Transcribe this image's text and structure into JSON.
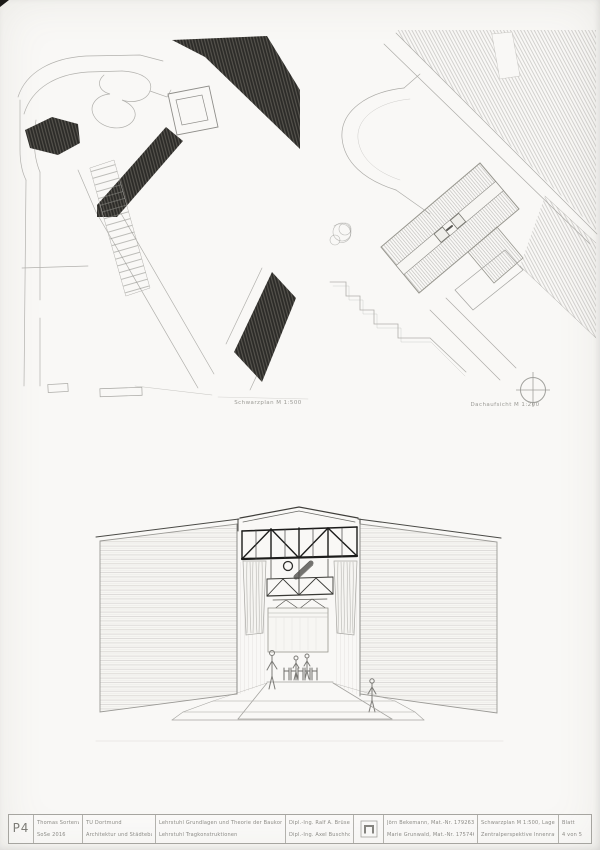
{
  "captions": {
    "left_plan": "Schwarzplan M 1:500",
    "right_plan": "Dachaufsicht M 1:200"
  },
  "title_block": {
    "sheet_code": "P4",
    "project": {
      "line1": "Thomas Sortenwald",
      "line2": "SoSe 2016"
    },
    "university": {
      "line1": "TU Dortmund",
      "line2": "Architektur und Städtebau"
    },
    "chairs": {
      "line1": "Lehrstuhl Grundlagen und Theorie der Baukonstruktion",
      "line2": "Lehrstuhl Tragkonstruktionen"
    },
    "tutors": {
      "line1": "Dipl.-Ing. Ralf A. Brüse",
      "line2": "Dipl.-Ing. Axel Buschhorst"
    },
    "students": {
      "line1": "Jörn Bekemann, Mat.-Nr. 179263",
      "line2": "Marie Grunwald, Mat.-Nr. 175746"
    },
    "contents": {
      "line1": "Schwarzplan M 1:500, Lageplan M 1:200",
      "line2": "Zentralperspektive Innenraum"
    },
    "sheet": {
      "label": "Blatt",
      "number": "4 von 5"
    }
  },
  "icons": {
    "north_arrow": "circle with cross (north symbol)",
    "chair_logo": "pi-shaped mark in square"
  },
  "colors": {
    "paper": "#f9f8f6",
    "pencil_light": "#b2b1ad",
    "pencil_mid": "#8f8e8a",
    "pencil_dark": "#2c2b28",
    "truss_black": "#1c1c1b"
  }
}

_REQUIREMENTS_
Identify the lines that hold the word "Dipl". Copy every one of them.

_EXERCISE SOLUTION_
      "line1": "Dipl.-Ing. Ralf A. Brüse",
      "line2": "Dipl.-Ing. Axel Buschhorst"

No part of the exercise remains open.